_Required task_
Output the records. Match them exactly.

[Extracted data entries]
[start]

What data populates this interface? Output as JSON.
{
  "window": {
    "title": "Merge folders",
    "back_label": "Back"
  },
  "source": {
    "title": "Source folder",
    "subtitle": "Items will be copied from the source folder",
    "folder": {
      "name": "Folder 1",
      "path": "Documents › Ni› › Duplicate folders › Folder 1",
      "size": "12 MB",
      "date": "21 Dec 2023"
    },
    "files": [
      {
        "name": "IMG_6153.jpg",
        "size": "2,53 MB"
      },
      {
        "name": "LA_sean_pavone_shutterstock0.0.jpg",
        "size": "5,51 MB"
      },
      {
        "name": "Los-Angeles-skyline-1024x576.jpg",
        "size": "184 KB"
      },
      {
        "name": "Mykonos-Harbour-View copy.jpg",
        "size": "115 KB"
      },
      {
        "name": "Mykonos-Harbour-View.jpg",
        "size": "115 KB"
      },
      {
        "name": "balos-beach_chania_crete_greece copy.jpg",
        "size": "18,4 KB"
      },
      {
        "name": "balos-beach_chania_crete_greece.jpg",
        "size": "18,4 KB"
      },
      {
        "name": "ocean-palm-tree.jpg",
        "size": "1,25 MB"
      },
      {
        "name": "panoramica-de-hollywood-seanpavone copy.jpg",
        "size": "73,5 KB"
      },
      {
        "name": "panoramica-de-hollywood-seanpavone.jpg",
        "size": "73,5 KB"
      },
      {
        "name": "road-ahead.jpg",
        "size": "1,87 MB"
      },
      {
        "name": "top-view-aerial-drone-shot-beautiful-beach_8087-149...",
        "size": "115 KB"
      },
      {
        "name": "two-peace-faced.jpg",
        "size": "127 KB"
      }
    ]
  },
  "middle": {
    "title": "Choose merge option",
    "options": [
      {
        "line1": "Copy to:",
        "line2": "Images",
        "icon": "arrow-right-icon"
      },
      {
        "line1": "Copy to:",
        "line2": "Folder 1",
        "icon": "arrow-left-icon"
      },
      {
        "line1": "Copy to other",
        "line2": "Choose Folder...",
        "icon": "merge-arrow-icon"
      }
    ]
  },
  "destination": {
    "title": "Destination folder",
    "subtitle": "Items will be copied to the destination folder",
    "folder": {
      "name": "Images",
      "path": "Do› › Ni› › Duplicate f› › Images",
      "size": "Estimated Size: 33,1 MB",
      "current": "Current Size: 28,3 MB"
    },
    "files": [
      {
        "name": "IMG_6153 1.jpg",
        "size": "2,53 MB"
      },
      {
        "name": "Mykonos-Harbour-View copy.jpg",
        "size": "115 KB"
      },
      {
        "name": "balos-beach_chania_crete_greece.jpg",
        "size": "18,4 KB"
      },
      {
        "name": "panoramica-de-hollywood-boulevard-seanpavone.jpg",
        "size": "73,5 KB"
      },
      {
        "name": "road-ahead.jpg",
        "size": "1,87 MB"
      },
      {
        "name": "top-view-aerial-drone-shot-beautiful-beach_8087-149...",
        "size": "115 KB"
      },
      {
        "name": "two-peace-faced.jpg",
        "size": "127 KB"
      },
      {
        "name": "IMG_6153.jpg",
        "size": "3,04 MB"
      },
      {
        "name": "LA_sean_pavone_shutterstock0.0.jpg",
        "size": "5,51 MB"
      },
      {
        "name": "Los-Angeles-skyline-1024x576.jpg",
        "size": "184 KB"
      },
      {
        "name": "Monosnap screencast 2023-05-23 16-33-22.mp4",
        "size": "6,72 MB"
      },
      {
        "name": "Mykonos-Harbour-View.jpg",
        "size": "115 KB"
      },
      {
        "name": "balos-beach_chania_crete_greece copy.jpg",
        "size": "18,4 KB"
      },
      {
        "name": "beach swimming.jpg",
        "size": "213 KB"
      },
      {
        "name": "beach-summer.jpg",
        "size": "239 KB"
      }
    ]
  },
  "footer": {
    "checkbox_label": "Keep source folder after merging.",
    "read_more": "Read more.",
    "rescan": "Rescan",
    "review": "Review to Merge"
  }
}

[end]

_Task answer_
What data populates this interface? Output as JSON.
{
  "window": {
    "title": "Merge folders",
    "back_label": "Back"
  },
  "source": {
    "title": "Source folder",
    "subtitle": "Items will be copied from the source folder",
    "folder": {
      "name": "Folder 1",
      "path": "Documents › Ni› › Duplicate folders › Folder 1",
      "size": "12 MB",
      "date": "21 Dec 2023"
    },
    "files": [
      {
        "name": "IMG_6153.jpg",
        "size": "2,53 MB"
      },
      {
        "name": "LA_sean_pavone_shutterstock0.0.jpg",
        "size": "5,51 MB"
      },
      {
        "name": "Los-Angeles-skyline-1024x576.jpg",
        "size": "184 KB"
      },
      {
        "name": "Mykonos-Harbour-View copy.jpg",
        "size": "115 KB"
      },
      {
        "name": "Mykonos-Harbour-View.jpg",
        "size": "115 KB"
      },
      {
        "name": "balos-beach_chania_crete_greece copy.jpg",
        "size": "18,4 KB"
      },
      {
        "name": "balos-beach_chania_crete_greece.jpg",
        "size": "18,4 KB"
      },
      {
        "name": "ocean-palm-tree.jpg",
        "size": "1,25 MB"
      },
      {
        "name": "panoramica-de-hollywood-seanpavone copy.jpg",
        "size": "73,5 KB"
      },
      {
        "name": "panoramica-de-hollywood-seanpavone.jpg",
        "size": "73,5 KB"
      },
      {
        "name": "road-ahead.jpg",
        "size": "1,87 MB"
      },
      {
        "name": "top-view-aerial-drone-shot-beautiful-beach_8087-149...",
        "size": "115 KB"
      },
      {
        "name": "two-peace-faced.jpg",
        "size": "127 KB"
      }
    ]
  },
  "middle": {
    "title": "Choose merge option",
    "options": [
      {
        "line1": "Copy to:",
        "line2": "Images",
        "icon": "arrow-right-icon"
      },
      {
        "line1": "Copy to:",
        "line2": "Folder 1",
        "icon": "arrow-left-icon"
      },
      {
        "line1": "Copy to other",
        "line2": "Choose Folder...",
        "icon": "merge-arrow-icon"
      }
    ]
  },
  "destination": {
    "title": "Destination folder",
    "subtitle": "Items will be copied to the destination folder",
    "folder": {
      "name": "Images",
      "path": "Do› › Ni› › Duplicate f› › Images",
      "size": "Estimated Size: 33,1 MB",
      "current": "Current Size: 28,3 MB"
    },
    "files": [
      {
        "name": "IMG_6153 1.jpg",
        "size": "2,53 MB"
      },
      {
        "name": "Mykonos-Harbour-View copy.jpg",
        "size": "115 KB"
      },
      {
        "name": "balos-beach_chania_crete_greece.jpg",
        "size": "18,4 KB"
      },
      {
        "name": "panoramica-de-hollywood-boulevard-seanpavone.jpg",
        "size": "73,5 KB"
      },
      {
        "name": "road-ahead.jpg",
        "size": "1,87 MB"
      },
      {
        "name": "top-view-aerial-drone-shot-beautiful-beach_8087-149...",
        "size": "115 KB"
      },
      {
        "name": "two-peace-faced.jpg",
        "size": "127 KB"
      },
      {
        "name": "IMG_6153.jpg",
        "size": "3,04 MB"
      },
      {
        "name": "LA_sean_pavone_shutterstock0.0.jpg",
        "size": "5,51 MB"
      },
      {
        "name": "Los-Angeles-skyline-1024x576.jpg",
        "size": "184 KB"
      },
      {
        "name": "Monosnap screencast 2023-05-23 16-33-22.mp4",
        "size": "6,72 MB"
      },
      {
        "name": "Mykonos-Harbour-View.jpg",
        "size": "115 KB"
      },
      {
        "name": "balos-beach_chania_crete_greece copy.jpg",
        "size": "18,4 KB"
      },
      {
        "name": "beach swimming.jpg",
        "size": "213 KB"
      },
      {
        "name": "beach-summer.jpg",
        "size": "239 KB"
      }
    ]
  },
  "footer": {
    "checkbox_label": "Keep source folder after merging.",
    "read_more": "Read more.",
    "rescan": "Rescan",
    "review": "Review to Merge"
  }
}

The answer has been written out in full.